** Start Records for processing **

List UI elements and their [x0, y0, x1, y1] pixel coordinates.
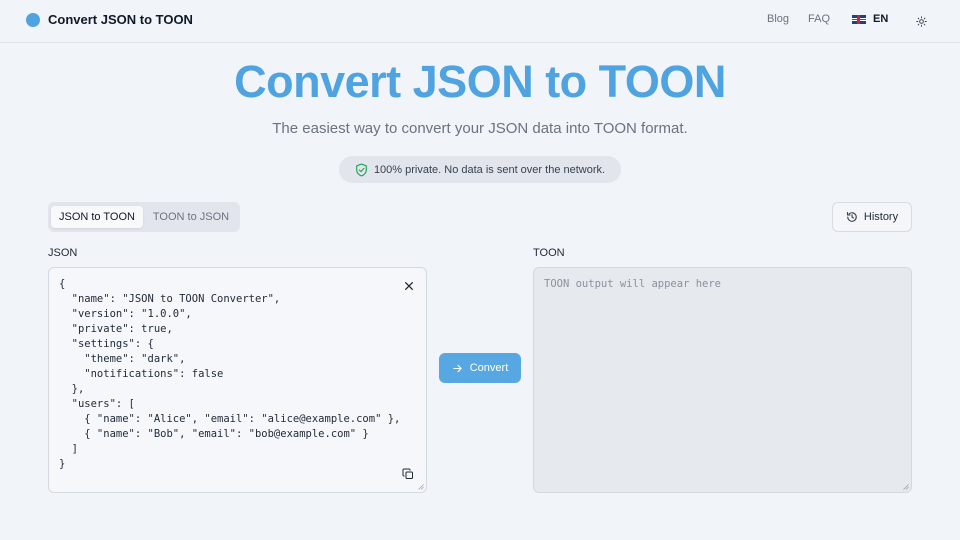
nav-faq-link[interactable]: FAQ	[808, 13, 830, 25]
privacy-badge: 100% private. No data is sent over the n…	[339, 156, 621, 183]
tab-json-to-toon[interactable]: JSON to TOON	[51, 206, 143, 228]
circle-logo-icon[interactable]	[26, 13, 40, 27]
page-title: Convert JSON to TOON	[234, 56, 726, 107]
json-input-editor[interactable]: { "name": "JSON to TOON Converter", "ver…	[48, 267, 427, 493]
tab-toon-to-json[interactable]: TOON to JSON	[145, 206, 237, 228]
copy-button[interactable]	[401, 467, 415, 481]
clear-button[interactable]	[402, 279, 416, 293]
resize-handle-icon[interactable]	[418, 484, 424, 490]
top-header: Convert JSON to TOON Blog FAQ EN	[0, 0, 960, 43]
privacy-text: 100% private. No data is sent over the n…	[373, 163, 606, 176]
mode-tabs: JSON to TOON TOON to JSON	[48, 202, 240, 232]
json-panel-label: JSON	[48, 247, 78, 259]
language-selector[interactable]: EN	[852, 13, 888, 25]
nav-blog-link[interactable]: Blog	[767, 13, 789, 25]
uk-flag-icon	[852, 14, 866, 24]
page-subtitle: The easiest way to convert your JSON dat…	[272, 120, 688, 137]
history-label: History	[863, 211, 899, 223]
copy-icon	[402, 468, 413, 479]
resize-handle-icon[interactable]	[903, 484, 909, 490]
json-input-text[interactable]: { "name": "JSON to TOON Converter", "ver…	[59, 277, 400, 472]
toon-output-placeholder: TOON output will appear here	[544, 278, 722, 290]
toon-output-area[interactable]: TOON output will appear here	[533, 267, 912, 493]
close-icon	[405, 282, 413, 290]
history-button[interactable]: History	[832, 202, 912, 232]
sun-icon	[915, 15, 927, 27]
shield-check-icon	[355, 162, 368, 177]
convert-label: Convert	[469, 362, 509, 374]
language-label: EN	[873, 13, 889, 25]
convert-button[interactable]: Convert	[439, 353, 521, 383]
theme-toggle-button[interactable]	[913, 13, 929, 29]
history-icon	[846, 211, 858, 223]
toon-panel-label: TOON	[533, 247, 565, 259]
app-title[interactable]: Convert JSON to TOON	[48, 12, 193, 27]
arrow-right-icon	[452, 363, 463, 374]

** End Records for processing **

* **To do**
Transcribe all of the data above line for line without changing any characters, leaving out the picture.

* **Answer to the problem**
List UI elements and their [x0, y0, x1, y1] pixel coordinates.
nav-faq-link[interactable]: FAQ	[808, 13, 830, 25]
privacy-badge: 100% private. No data is sent over the n…	[339, 156, 621, 183]
tab-json-to-toon[interactable]: JSON to TOON	[51, 206, 143, 228]
circle-logo-icon[interactable]	[26, 13, 40, 27]
page-title: Convert JSON to TOON	[234, 56, 726, 107]
json-input-editor[interactable]: { "name": "JSON to TOON Converter", "ver…	[48, 267, 427, 493]
tab-toon-to-json[interactable]: TOON to JSON	[145, 206, 237, 228]
copy-button[interactable]	[401, 467, 415, 481]
clear-button[interactable]	[402, 279, 416, 293]
resize-handle-icon[interactable]	[418, 484, 424, 490]
top-header: Convert JSON to TOON Blog FAQ EN	[0, 0, 960, 43]
privacy-text: 100% private. No data is sent over the n…	[373, 163, 606, 176]
mode-tabs: JSON to TOON TOON to JSON	[48, 202, 240, 232]
json-panel-label: JSON	[48, 247, 78, 259]
language-selector[interactable]: EN	[852, 13, 888, 25]
nav-blog-link[interactable]: Blog	[767, 13, 789, 25]
uk-flag-icon	[852, 14, 866, 24]
page-subtitle: The easiest way to convert your JSON dat…	[272, 120, 688, 137]
history-label: History	[863, 211, 899, 223]
copy-icon	[402, 468, 413, 479]
resize-handle-icon[interactable]	[903, 484, 909, 490]
json-input-text[interactable]: { "name": "JSON to TOON Converter", "ver…	[59, 277, 400, 472]
toon-output-placeholder: TOON output will appear here	[544, 278, 722, 290]
toon-output-area[interactable]: TOON output will appear here	[533, 267, 912, 493]
close-icon	[405, 282, 413, 290]
history-button[interactable]: History	[832, 202, 912, 232]
sun-icon	[915, 15, 927, 27]
shield-check-icon	[355, 162, 368, 177]
convert-label: Convert	[469, 362, 509, 374]
language-label: EN	[873, 13, 889, 25]
convert-button[interactable]: Convert	[439, 353, 521, 383]
theme-toggle-button[interactable]	[913, 13, 929, 29]
history-icon	[846, 211, 858, 223]
toon-panel-label: TOON	[533, 247, 565, 259]
app-title[interactable]: Convert JSON to TOON	[48, 12, 193, 27]
arrow-right-icon	[452, 363, 463, 374]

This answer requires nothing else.